Task details:
Rewrite everything from the start of the data down to the line containing "y-tick-label: 0 — [36, 694, 43, 709]" as a numbered list, leaving out any blank lines.

Data supplied:
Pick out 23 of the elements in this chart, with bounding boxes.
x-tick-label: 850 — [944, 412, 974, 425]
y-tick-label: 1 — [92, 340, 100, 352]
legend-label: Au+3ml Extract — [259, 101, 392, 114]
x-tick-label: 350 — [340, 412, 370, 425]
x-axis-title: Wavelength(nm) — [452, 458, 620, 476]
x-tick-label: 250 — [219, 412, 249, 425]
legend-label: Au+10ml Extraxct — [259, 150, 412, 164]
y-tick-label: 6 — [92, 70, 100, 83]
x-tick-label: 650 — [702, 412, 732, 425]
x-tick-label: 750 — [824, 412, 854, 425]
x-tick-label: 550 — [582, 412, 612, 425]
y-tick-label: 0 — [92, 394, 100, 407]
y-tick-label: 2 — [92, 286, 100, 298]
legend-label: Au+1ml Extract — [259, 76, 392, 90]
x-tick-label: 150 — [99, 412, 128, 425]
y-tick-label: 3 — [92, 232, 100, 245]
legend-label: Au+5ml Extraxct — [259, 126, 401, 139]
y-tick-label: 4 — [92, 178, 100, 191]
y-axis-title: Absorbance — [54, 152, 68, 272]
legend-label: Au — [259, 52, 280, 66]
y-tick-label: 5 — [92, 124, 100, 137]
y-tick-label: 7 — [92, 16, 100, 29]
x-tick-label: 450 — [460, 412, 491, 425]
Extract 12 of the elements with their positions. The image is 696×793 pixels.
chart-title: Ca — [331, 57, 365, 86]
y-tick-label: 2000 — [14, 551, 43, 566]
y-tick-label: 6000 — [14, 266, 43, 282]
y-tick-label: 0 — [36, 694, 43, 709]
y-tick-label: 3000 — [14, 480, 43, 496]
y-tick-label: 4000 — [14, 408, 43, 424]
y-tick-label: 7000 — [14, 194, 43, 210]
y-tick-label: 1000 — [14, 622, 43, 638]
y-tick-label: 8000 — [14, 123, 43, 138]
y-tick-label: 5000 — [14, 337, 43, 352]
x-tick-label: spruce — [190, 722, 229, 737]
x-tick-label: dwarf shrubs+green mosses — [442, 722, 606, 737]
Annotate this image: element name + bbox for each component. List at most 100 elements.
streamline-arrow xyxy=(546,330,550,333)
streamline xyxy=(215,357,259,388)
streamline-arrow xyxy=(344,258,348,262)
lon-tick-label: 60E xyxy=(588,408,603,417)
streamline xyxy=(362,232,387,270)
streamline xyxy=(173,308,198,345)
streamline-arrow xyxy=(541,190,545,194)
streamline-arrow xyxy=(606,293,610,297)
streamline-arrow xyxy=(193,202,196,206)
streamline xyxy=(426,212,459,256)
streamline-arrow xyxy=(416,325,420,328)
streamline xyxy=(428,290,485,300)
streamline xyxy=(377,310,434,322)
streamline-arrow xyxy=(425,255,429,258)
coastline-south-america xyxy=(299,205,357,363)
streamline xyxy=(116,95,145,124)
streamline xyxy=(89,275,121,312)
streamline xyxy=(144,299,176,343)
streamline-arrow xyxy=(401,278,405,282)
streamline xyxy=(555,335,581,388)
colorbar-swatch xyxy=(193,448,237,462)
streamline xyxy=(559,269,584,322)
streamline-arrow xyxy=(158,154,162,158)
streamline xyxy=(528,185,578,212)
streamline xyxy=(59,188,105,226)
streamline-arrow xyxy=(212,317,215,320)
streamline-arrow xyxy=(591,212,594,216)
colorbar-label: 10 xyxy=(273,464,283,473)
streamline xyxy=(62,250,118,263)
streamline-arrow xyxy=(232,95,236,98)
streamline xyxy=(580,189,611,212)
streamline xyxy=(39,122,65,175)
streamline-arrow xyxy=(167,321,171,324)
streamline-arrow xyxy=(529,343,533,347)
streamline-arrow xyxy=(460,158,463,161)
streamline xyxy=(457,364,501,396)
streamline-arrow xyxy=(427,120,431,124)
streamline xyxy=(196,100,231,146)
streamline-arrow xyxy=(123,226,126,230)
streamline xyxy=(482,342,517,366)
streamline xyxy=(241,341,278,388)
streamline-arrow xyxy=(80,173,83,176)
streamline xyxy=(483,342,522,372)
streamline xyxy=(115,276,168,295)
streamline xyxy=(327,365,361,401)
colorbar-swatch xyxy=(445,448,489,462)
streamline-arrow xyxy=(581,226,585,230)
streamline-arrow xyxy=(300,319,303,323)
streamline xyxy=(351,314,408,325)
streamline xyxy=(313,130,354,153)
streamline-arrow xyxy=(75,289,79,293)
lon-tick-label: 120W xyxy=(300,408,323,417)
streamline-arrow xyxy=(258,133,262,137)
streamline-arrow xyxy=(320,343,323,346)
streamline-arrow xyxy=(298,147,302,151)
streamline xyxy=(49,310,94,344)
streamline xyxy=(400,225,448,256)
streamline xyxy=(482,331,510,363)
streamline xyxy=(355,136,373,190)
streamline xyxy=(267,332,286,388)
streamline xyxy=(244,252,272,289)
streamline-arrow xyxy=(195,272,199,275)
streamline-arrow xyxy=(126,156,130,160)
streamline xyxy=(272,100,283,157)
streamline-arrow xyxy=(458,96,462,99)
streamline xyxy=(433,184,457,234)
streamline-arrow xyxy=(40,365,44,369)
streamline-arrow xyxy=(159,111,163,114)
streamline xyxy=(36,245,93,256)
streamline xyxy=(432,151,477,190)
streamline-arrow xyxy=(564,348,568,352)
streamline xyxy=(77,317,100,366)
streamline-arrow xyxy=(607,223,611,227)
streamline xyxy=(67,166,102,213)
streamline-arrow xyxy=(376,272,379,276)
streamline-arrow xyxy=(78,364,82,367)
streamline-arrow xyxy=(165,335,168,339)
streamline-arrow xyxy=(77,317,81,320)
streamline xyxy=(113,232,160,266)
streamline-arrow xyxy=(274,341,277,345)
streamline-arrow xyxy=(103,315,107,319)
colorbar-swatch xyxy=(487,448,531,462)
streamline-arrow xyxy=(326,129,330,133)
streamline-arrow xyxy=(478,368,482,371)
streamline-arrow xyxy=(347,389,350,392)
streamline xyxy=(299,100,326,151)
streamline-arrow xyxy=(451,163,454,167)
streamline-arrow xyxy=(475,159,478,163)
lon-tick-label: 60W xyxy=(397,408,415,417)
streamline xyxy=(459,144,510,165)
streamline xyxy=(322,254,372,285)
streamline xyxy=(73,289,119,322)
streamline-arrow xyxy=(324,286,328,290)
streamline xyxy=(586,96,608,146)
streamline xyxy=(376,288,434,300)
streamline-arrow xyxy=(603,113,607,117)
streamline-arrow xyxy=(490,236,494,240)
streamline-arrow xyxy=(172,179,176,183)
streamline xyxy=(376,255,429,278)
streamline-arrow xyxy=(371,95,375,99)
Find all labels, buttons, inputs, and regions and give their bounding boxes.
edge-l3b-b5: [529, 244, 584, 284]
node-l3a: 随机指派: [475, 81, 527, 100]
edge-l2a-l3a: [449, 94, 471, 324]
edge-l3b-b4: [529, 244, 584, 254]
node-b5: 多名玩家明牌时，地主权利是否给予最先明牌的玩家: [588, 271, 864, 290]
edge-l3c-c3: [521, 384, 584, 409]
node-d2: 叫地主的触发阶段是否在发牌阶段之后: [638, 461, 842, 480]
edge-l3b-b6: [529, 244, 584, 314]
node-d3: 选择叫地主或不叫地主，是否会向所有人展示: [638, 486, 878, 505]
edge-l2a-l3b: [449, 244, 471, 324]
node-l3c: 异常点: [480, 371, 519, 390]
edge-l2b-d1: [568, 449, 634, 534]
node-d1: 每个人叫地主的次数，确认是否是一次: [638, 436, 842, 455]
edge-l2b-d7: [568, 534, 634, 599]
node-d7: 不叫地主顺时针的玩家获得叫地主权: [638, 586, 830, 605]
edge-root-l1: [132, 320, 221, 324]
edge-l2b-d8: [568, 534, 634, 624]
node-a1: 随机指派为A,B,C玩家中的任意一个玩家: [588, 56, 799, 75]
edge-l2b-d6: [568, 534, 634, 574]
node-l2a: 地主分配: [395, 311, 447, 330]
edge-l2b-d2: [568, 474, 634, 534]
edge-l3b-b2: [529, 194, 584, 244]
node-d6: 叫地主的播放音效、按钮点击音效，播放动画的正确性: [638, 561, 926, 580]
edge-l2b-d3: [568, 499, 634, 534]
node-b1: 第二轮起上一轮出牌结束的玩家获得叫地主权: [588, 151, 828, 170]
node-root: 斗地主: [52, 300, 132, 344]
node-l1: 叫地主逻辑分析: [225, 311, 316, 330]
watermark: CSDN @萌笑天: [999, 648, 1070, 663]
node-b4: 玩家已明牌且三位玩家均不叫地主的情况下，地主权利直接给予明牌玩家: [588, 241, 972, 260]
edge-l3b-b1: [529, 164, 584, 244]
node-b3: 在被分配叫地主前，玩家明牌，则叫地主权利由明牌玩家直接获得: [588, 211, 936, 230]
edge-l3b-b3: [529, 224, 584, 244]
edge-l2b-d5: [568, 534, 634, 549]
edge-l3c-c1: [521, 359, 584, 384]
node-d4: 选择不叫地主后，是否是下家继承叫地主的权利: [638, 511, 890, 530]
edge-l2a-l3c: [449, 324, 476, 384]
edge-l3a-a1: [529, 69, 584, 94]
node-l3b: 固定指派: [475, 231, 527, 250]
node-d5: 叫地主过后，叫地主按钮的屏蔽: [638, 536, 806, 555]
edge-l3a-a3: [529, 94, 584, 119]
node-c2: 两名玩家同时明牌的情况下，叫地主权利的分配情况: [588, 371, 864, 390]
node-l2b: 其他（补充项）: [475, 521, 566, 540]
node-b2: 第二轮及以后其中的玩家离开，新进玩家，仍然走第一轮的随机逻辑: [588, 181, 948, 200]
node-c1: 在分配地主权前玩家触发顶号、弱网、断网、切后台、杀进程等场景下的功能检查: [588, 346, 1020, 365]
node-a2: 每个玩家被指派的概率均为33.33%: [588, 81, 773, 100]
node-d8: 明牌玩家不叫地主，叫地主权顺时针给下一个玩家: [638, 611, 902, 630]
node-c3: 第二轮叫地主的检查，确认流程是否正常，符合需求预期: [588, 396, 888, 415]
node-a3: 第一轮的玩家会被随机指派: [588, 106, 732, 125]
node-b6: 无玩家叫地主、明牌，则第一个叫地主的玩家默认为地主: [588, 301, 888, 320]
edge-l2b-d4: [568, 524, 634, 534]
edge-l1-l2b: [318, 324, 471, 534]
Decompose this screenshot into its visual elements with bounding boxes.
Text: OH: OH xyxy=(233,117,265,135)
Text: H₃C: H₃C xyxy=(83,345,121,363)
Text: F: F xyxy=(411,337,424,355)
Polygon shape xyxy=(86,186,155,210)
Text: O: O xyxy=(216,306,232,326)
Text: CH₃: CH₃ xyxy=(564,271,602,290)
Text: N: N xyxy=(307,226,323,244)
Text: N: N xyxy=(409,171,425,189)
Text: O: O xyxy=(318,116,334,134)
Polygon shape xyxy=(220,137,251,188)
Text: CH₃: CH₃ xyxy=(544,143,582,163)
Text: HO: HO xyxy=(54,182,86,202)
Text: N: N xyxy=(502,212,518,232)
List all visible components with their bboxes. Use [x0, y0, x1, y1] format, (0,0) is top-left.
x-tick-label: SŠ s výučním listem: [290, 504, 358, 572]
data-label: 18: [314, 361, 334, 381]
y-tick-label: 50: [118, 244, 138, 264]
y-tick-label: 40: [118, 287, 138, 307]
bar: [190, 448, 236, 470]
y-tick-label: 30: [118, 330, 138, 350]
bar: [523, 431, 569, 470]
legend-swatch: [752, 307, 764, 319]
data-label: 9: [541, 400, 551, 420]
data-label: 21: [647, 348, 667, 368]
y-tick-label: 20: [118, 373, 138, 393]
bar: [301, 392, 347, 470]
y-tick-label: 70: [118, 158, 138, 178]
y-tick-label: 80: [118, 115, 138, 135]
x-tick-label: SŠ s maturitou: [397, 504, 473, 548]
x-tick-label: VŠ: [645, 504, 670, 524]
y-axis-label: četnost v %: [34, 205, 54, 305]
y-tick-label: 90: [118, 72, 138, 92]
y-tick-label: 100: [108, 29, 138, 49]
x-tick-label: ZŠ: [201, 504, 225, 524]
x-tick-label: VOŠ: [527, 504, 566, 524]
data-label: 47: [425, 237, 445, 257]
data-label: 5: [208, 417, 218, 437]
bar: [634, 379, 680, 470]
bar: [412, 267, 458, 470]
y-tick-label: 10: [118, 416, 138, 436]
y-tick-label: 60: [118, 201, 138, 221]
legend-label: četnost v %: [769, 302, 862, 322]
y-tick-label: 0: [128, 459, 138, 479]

Task response:
1. Pick out 23 of the elements in this chart, with bounding boxes.
2. x-tick-label: 850 — [944, 412, 974, 425]
3. y-tick-label: 1 — [92, 340, 100, 352]
4. legend-label: Au+3ml Extract — [259, 101, 392, 114]
5. x-tick-label: 350 — [340, 412, 370, 425]
6. x-axis-title: Wavelength(nm) — [452, 458, 620, 476]
7. x-tick-label: 250 — [219, 412, 249, 425]
8. legend-label: Au+10ml Extraxct — [259, 150, 412, 164]
9. y-tick-label: 6 — [92, 70, 100, 83]
10. x-tick-label: 650 — [702, 412, 732, 425]
11. x-tick-label: 750 — [824, 412, 854, 425]
12. x-tick-label: 550 — [582, 412, 612, 425]
13. y-tick-label: 0 — [92, 394, 100, 407]
14. y-tick-label: 2 — [92, 286, 100, 298]
15. legend-label: Au+1ml Extract — [259, 76, 392, 90]
16. x-tick-label: 150 — [99, 412, 128, 425]
17. y-tick-label: 3 — [92, 232, 100, 245]
18. legend-label: Au+5ml Extraxct — [259, 126, 401, 139]
19. y-tick-label: 4 — [92, 178, 100, 191]
20. y-axis-title: Absorbance — [54, 152, 68, 272]
21. legend-label: Au — [259, 52, 280, 66]
22. y-tick-label: 5 — [92, 124, 100, 137]
23. y-tick-label: 7 — [92, 16, 100, 29]
24. x-tick-label: 450 — [460, 412, 491, 425]
25. Extract 12 of the elements with their positions. The image is 696×793 pixels.
26. chart-title: Ca — [331, 57, 365, 86]
27. y-tick-label: 2000 — [14, 551, 43, 566]
28. y-tick-label: 6000 — [14, 266, 43, 282]
29. y-tick-label: 0 — [36, 694, 43, 709]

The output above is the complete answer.